• REQUIREMENTS: Could you copy every line from the material below in which "Curncy" appears?

• AVAILABLE RECORDS:
--------------------------------------------------

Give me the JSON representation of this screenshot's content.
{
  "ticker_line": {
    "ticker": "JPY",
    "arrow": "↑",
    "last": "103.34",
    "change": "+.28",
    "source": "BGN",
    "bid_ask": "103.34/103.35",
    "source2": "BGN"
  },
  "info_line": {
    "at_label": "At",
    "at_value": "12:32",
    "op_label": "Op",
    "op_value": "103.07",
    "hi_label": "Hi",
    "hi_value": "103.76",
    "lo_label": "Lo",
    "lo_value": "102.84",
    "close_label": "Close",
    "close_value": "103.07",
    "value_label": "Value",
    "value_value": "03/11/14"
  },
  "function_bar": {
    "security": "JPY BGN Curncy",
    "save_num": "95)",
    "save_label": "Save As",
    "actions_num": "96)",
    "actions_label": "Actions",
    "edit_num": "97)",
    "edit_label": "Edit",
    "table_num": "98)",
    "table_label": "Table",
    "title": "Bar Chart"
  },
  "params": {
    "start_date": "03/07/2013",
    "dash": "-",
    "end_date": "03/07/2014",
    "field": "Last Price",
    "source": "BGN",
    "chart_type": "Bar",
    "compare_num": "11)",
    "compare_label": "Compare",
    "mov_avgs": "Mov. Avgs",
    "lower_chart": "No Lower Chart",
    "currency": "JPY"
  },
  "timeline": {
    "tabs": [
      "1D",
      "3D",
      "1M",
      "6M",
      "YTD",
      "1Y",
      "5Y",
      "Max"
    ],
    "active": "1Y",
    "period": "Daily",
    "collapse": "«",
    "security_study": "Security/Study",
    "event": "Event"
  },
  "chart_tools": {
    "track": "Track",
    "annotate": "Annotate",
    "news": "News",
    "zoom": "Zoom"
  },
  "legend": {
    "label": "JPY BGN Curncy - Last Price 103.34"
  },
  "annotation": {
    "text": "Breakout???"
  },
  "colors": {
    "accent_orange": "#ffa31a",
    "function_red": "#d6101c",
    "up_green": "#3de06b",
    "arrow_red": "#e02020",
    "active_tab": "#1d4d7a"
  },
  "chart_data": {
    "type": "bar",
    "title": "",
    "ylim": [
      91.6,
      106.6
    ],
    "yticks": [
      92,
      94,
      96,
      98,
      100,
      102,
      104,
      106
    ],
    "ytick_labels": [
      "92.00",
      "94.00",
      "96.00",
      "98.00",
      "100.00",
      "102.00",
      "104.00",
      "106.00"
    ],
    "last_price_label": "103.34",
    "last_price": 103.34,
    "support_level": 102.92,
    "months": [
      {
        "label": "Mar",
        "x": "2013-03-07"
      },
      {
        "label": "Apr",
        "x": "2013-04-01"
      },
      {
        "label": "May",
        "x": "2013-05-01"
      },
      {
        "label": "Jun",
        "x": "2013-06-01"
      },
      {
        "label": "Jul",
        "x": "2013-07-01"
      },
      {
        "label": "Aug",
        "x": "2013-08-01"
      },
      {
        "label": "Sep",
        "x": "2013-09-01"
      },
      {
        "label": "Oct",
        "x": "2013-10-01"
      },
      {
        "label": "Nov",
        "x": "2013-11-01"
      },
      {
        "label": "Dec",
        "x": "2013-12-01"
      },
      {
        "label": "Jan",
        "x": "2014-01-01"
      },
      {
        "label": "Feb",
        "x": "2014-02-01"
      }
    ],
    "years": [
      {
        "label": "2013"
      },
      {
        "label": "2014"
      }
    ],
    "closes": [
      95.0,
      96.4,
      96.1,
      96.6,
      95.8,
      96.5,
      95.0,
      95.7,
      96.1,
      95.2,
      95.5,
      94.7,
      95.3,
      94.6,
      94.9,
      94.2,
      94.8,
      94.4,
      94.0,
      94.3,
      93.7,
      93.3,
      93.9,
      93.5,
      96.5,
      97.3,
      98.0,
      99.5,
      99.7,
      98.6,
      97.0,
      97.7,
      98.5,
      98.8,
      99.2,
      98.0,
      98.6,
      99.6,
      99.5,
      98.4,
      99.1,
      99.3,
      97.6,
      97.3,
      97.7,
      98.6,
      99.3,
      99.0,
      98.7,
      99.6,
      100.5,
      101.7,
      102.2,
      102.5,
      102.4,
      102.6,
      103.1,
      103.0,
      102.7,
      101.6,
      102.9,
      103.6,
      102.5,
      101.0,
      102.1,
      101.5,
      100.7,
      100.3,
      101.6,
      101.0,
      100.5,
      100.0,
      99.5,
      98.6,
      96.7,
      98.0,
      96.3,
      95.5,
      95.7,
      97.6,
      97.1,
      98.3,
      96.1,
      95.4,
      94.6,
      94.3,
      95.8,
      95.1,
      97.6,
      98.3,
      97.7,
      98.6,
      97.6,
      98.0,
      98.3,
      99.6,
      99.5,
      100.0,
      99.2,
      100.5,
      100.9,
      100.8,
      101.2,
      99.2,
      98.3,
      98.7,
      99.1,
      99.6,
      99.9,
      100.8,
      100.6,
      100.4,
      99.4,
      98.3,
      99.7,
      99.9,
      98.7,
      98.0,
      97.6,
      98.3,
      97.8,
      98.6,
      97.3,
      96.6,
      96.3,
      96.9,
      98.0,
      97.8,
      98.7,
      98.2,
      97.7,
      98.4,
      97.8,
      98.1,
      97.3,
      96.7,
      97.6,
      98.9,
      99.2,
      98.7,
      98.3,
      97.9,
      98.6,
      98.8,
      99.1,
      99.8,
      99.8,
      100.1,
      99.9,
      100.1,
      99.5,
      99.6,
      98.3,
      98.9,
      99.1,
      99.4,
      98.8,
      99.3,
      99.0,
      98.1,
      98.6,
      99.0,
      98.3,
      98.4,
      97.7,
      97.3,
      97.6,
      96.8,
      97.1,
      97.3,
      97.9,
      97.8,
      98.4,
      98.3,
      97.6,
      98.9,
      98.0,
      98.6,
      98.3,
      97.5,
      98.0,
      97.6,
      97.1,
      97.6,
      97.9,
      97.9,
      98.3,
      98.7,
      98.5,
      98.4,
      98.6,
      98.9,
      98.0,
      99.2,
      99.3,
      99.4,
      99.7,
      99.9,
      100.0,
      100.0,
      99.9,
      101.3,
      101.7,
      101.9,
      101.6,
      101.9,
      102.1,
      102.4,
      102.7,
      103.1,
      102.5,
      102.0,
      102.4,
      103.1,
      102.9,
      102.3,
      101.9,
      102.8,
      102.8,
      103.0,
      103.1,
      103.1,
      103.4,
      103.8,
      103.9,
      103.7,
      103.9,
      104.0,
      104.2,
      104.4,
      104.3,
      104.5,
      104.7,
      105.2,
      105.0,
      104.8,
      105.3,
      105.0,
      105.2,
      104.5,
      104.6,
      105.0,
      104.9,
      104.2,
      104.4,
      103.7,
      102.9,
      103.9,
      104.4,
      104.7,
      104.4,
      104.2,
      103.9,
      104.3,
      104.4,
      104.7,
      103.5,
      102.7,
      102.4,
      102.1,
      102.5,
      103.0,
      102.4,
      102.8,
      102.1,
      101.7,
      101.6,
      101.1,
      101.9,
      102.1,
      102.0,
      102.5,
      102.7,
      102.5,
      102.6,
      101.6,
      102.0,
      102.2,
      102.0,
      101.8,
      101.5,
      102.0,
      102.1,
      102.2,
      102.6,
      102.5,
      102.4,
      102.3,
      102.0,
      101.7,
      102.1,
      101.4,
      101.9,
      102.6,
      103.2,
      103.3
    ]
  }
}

--------------------------------------------------

• TASK OUTPUT:
    "security": "JPY BGN Curncy",
    "label": "JPY BGN Curncy - Last Price 103.34"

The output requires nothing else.